## [WHAT TO DO]
From the records below, copy every line that contains the word "data".

++++ THE INPUT ++++

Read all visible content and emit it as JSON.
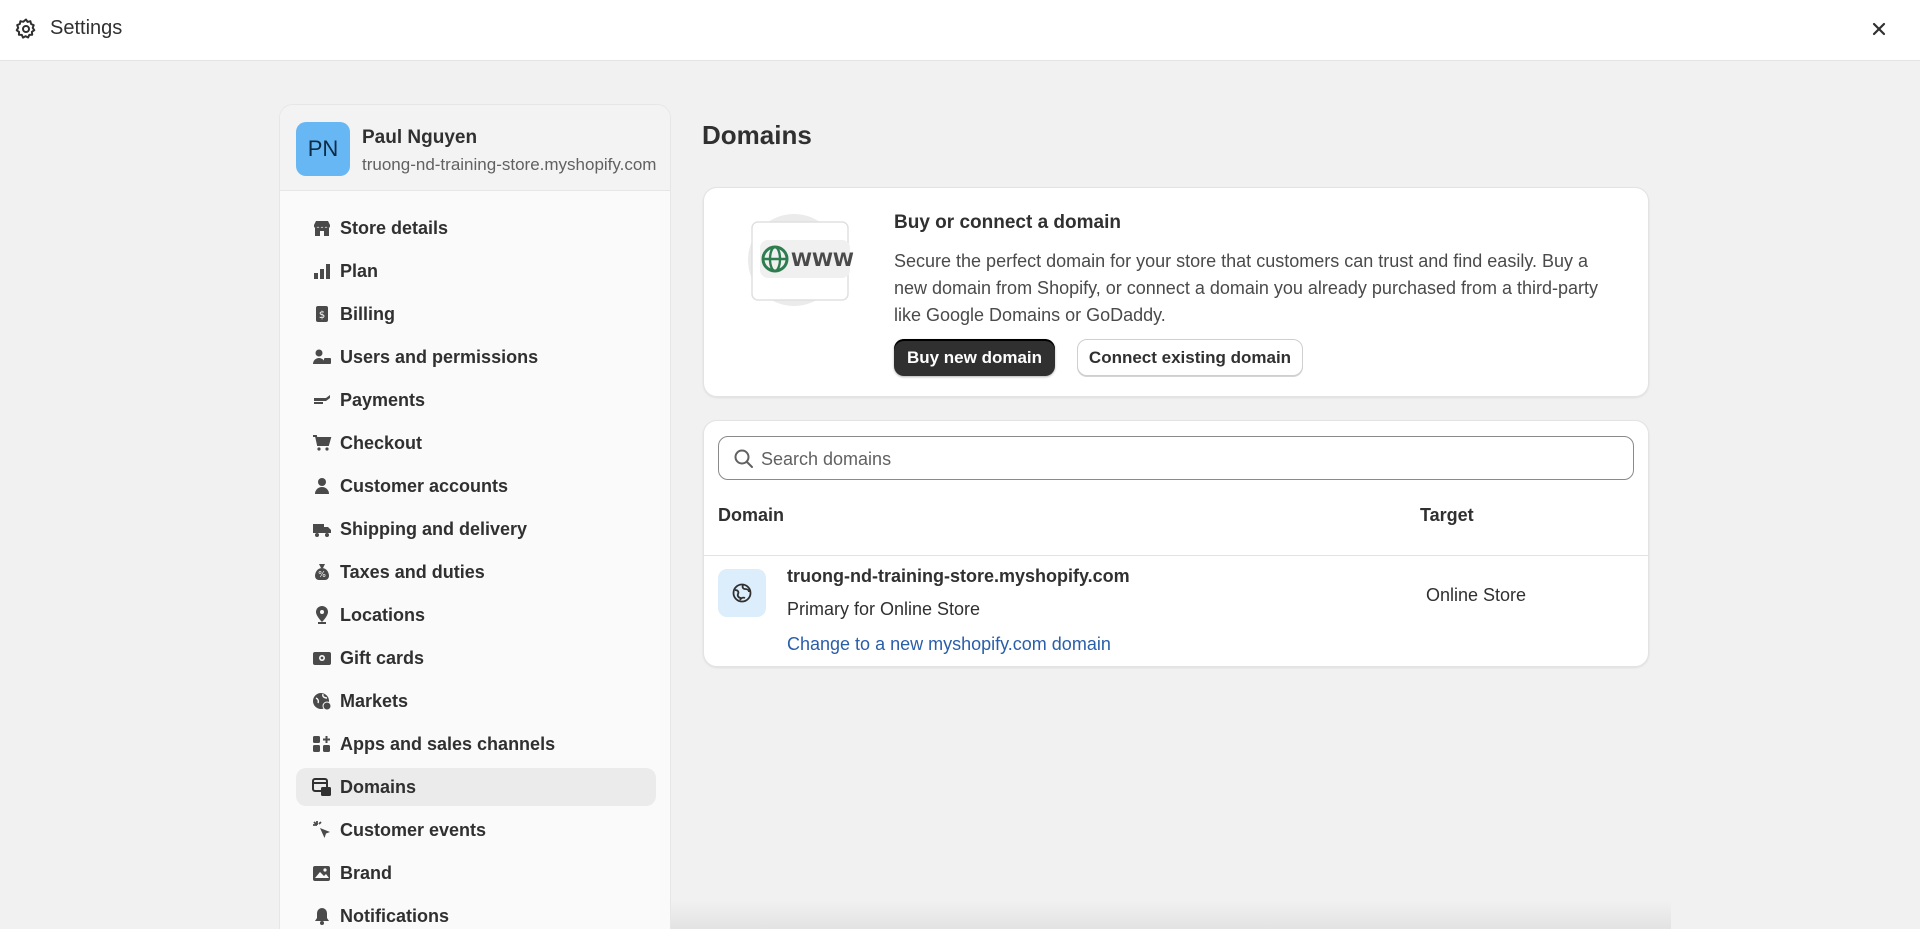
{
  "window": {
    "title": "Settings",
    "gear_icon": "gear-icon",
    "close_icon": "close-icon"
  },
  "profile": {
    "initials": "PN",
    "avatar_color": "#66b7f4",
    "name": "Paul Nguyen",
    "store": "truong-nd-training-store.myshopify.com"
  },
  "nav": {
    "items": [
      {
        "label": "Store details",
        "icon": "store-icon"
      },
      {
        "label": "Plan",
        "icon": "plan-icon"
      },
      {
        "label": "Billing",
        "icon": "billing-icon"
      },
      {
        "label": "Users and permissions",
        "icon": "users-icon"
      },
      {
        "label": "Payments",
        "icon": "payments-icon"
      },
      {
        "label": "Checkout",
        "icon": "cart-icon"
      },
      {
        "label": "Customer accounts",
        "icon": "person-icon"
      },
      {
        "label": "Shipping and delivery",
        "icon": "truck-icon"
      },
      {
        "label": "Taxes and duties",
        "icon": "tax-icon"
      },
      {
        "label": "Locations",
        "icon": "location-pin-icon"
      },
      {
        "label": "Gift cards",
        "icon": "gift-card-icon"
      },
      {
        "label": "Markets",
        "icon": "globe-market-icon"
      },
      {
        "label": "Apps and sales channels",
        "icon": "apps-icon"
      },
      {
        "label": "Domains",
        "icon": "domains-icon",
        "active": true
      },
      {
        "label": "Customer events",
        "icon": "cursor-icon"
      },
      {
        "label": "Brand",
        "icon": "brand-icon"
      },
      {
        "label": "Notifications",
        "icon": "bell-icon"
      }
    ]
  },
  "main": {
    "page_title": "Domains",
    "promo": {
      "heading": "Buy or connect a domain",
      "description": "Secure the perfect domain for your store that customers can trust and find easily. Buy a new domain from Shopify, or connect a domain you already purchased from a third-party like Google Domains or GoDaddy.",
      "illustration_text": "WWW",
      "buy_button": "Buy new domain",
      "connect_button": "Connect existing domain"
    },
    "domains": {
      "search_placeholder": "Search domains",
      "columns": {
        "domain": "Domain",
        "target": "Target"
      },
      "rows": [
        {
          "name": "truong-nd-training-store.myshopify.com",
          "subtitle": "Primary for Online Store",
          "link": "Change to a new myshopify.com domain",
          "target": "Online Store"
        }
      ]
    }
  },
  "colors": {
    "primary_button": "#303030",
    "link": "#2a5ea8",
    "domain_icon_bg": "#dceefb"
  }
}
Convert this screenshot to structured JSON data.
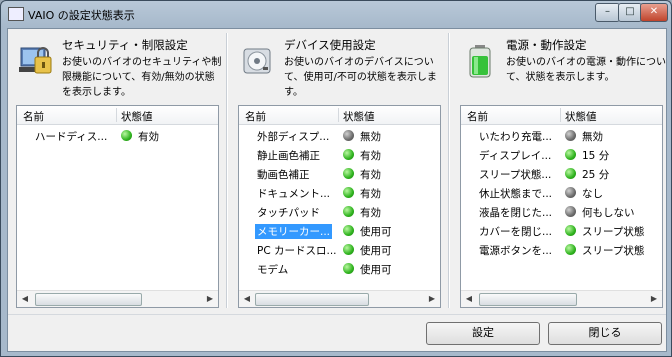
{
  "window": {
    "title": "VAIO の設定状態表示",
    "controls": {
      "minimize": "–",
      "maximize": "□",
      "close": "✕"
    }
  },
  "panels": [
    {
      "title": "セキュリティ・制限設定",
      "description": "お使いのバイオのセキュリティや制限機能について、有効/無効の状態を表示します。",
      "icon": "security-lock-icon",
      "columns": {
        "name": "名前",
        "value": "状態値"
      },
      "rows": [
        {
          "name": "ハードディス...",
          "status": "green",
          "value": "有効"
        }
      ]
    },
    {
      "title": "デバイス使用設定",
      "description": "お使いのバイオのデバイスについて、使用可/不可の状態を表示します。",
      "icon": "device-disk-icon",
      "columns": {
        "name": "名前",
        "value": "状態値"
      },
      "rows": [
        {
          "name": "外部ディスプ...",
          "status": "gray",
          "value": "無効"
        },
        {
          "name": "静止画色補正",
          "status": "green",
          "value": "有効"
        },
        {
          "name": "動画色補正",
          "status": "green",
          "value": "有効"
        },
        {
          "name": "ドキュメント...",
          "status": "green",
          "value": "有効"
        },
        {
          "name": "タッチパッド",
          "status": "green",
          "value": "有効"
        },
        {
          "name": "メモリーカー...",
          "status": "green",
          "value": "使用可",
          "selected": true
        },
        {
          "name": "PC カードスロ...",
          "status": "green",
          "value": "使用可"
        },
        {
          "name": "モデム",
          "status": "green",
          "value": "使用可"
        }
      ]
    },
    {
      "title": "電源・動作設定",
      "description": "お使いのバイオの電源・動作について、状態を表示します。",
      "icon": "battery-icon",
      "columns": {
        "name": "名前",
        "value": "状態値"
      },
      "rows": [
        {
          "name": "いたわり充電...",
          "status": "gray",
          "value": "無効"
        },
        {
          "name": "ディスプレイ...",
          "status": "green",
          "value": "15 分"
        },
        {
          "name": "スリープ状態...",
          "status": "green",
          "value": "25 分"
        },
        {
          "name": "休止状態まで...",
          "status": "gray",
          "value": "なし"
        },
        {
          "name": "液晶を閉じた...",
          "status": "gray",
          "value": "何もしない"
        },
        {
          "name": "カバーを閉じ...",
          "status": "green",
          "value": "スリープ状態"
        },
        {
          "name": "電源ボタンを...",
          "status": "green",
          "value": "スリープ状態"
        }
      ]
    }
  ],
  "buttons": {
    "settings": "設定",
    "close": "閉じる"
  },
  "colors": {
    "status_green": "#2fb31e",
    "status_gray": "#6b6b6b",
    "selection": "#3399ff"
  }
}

++++
++++ THE INPUT ++++

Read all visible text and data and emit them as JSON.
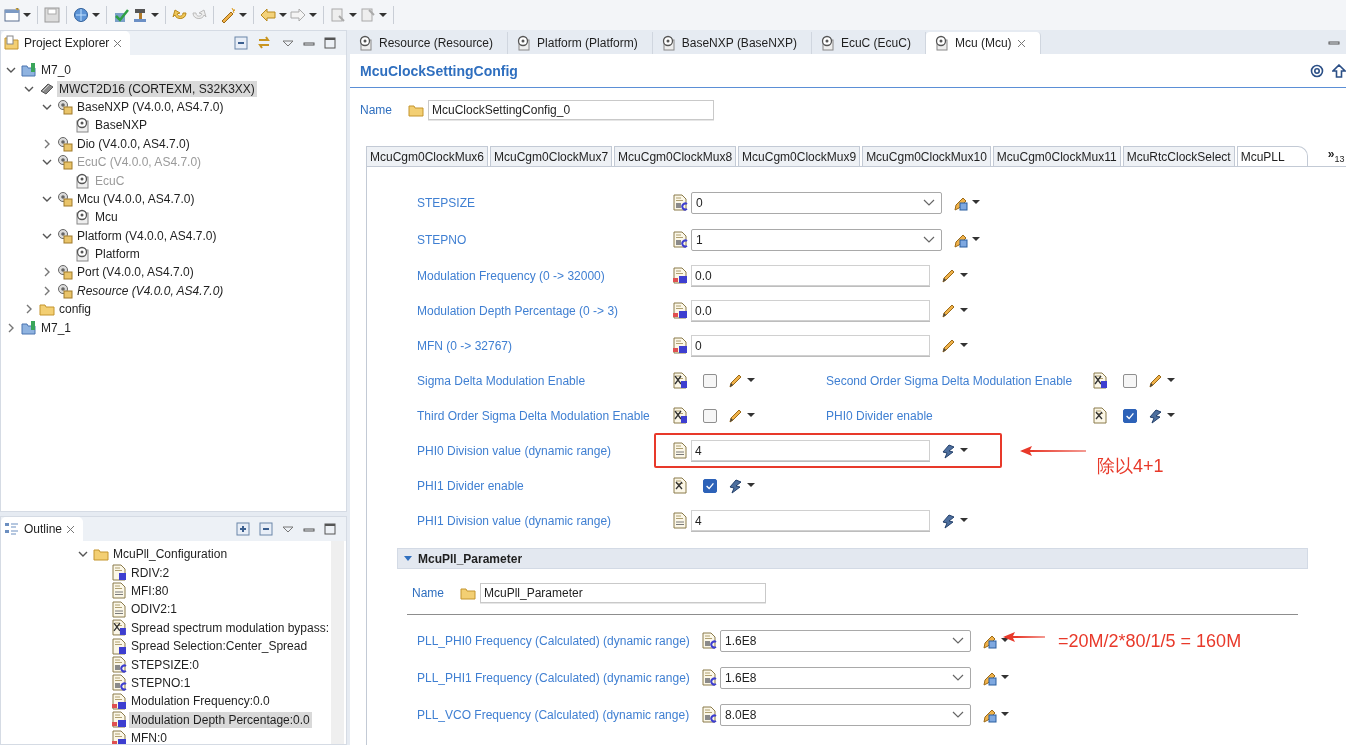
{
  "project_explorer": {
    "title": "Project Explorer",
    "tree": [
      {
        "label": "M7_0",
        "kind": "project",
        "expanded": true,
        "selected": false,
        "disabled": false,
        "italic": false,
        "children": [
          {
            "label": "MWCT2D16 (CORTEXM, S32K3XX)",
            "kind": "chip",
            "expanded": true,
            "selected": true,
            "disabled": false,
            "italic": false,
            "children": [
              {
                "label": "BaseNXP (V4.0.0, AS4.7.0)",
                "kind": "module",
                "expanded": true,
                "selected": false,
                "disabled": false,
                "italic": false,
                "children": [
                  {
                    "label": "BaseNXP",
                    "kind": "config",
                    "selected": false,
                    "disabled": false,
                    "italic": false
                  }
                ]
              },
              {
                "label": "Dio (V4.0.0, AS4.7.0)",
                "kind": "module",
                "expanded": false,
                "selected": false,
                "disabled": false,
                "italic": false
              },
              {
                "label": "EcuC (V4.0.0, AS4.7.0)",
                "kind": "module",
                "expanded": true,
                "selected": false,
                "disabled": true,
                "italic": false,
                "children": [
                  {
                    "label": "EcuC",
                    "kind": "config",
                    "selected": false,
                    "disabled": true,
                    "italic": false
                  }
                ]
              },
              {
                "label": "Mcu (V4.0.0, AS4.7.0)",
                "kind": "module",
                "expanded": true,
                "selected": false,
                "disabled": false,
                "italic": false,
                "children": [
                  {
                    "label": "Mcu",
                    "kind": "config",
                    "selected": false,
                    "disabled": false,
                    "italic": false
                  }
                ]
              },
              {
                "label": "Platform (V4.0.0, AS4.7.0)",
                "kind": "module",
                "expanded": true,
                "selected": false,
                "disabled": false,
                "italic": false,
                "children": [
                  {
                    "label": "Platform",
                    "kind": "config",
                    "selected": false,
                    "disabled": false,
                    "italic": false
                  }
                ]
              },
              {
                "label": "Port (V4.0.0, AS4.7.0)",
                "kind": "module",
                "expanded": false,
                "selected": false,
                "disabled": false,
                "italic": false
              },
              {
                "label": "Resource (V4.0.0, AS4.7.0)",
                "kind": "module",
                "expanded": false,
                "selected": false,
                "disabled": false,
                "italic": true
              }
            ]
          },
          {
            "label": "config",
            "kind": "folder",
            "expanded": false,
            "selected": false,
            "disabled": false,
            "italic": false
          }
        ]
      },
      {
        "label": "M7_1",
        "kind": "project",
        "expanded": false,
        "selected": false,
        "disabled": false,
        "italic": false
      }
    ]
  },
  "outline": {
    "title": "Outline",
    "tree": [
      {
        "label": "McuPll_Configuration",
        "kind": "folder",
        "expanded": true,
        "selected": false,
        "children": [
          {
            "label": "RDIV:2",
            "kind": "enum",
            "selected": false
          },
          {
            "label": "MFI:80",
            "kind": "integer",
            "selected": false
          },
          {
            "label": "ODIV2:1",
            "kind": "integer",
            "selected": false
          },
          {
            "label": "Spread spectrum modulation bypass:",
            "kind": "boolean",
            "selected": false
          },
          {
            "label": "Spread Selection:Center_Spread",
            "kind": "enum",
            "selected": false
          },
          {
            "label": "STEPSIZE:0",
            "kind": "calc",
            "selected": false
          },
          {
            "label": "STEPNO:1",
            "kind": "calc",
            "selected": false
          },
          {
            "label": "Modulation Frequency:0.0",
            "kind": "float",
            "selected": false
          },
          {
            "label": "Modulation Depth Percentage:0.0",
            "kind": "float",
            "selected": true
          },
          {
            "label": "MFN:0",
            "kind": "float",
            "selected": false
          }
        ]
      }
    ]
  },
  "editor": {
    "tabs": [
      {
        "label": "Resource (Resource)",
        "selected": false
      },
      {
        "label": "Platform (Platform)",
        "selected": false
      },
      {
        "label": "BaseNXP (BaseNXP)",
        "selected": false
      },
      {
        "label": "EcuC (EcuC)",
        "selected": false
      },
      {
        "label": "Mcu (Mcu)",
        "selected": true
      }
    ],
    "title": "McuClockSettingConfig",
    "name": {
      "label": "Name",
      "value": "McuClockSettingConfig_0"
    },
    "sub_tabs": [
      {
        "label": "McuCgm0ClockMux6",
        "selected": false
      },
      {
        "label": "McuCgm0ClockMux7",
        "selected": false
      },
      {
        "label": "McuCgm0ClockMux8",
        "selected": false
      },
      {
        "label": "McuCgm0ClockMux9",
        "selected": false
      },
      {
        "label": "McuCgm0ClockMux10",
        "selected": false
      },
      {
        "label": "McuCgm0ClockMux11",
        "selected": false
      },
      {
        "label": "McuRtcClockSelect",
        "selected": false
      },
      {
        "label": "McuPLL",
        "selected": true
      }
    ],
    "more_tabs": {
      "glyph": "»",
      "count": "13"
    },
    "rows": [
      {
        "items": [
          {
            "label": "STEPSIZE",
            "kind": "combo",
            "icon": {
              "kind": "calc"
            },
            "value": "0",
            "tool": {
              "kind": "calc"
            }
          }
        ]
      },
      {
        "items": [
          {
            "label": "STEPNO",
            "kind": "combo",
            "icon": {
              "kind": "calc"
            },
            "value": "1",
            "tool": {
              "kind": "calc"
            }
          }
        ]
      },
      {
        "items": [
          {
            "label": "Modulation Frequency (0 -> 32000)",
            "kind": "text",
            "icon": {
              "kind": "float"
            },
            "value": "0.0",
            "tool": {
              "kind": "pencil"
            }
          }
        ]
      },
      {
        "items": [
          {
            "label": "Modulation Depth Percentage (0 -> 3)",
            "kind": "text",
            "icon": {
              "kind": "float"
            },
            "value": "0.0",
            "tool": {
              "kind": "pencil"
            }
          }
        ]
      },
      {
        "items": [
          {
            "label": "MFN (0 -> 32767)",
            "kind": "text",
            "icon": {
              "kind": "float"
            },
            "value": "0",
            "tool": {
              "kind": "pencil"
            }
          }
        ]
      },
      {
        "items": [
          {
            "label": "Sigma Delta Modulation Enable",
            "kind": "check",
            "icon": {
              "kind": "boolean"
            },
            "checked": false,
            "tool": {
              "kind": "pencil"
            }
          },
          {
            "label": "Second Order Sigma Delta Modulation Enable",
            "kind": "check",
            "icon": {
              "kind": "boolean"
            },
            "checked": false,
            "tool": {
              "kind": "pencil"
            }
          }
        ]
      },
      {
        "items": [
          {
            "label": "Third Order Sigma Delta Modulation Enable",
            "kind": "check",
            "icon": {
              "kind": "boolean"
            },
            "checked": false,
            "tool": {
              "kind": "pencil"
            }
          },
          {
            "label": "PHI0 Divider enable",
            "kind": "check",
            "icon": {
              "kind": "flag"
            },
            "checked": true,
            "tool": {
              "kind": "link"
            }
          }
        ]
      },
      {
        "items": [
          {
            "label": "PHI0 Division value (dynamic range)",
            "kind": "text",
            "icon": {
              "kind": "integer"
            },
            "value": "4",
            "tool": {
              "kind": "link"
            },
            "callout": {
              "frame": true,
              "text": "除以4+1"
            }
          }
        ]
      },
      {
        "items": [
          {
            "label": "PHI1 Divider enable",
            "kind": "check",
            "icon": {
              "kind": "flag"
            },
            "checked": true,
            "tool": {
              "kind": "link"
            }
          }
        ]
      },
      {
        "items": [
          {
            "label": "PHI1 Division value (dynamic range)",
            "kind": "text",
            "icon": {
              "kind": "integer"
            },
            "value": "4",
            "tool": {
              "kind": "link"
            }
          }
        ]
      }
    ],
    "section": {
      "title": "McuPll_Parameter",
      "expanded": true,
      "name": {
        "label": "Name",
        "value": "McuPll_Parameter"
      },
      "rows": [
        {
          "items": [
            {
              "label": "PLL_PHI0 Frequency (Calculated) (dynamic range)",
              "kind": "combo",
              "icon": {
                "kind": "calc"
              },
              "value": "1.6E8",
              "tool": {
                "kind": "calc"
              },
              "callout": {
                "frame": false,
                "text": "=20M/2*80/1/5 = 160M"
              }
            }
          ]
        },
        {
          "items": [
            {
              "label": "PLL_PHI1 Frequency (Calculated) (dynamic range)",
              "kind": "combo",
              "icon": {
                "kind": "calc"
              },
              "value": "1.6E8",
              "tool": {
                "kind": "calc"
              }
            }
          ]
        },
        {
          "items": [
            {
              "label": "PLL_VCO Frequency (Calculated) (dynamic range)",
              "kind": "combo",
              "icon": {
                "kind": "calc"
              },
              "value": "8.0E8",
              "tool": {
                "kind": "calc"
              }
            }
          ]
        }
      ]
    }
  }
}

++++

## [EXPECTED OUTPUT]
Convert this screenshot to structured JSON data.
Read all visible text and data and emit them as JSON.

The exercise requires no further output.